[Saved entries]

__________

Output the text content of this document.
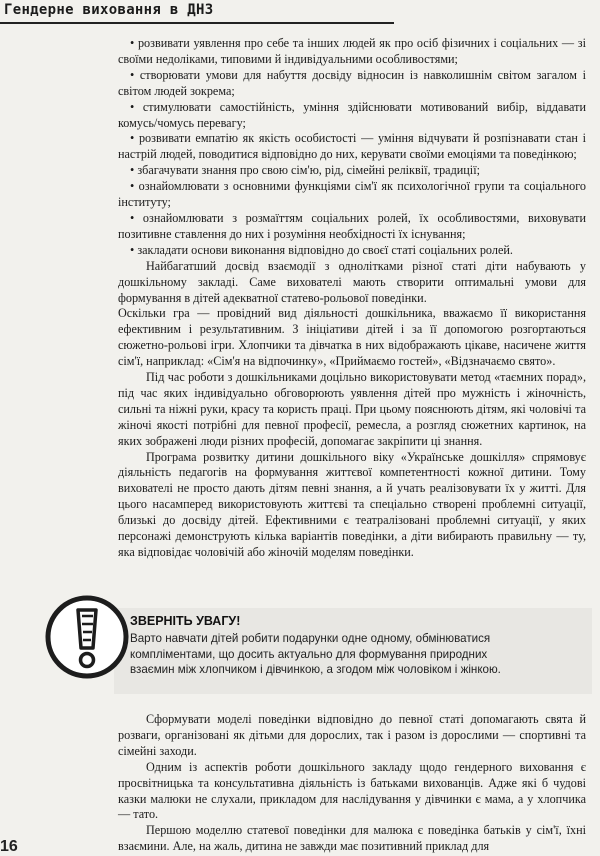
Гендерне виховання в ДНЗ

• розвивати уявлення про себе та інших людей як про осіб фізичних і соціальних — зі своїми недоліками, типовими й індивідуальними особливостями;

• створювати умови для набуття досвіду відносин із навколишнім світом загалом і світом людей зокрема;

• стимулювати самостійність, уміння здійснювати мотивований вибір, віддавати комусь/чомусь перевагу;

• розвивати емпатію як якість особистості — уміння відчувати й розпізнавати стан і настрій людей, поводитися відповідно до них, керувати своїми емоціями та поведінкою;

• збагачувати знання про свою сім'ю, рід, сімейні реліквії, традиції;

• ознайомлювати з основними функціями сім'ї як психологічної групи та соціального інституту;

• ознайомлювати з розмаїттям соціальних ролей, їх особливостями, виховувати позитивне ставлення до них і розуміння необхідності їх існування;

• закладати основи виконання відповідно до своєї статі соціальних ролей.

Найбагатший досвід взаємодії з однолітками різної статі діти набувають у дошкільному закладі. Саме вихователі мають створити оптимальні умови для формування в дітей адекватної статево-рольової поведінки.

Оскільки гра — провідний вид діяльності дошкільника, вважаємо її використання ефективним і результативним. З ініціативи дітей і за її допомогою розгортаються сюжетно-рольові ігри. Хлопчики та дівчатка в них відображають цікаве, насичене життя сім'ї, наприклад: «Сім'я на відпочинку», «Приймаємо гостей», «Відзначаємо свято».

Під час роботи з дошкільниками доцільно використовувати метод «таємних порад», під час яких індивідуально обговорюють уявлення дітей про мужність і жіночність, сильні та ніжні руки, красу та користь праці. При цьому пояснюють дітям, які чоловічі та жіночі якості потрібні для певної професії, ремесла, а розгляд сюжетних картинок, на яких зображені люди різних професій, допомагає закріпити ці знання.

Програма розвитку дитини дошкільного віку «Українське дошкілля» спрямовує діяльність педагогів на формування життєвої компетентності кожної дитини. Тому вихователі не просто дають дітям певні знання, а й учать реалізовувати їх у житті. Для цього насамперед використовують життєві та спеціально створені проблемні ситуації, близькі до досвіду дітей. Ефективними є театралізовані проблемні ситуації, у яких персонажі демонструють кілька варіантів поведінки, а діти вибирають правильну — ту, яка відповідає чоловічій або жіночій моделям поведінки.

ЗВЕРНІТЬ УВАГУ!
Варто навчати дітей робити подарунки одне одному, обмінюватися компліментами, що досить актуально для формування природних взаємин між хлопчиком і дівчинкою, а згодом між чоловіком і жінкою.

Сформувати моделі поведінки відповідно до певної статі допомагають свята й розваги, організовані як дітьми для дорослих, так і разом із дорослими — спортивні та сімейні заходи.

Одним із аспектів роботи дошкільного закладу щодо гендерного виховання є просвітницька та консультативна діяльність із батьками вихованців. Адже які б чудові казки малюки не слухали, прикладом для наслідування у дівчинки є мама, а у хлопчика — тато.

Першою моделлю статевої поведінки для малюка є поведінка батьків у сім'ї, їхні взаємини. Але, на жаль, дитина не завжди має позитивний приклад для

16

__________

Copy each line in the data that holds the word "виховання".

**Response for this exercise**
Гендерне виховання в ДНЗ
Одним із аспектів роботи дошкільного закладу щодо гендерного виховання є просвітницька та консультативна діяльність із батьками вихованців. Адже які б чудові казки малюки не слухали, прикладом для наслідування у дівчинки є мама, а у хлопчика — тато.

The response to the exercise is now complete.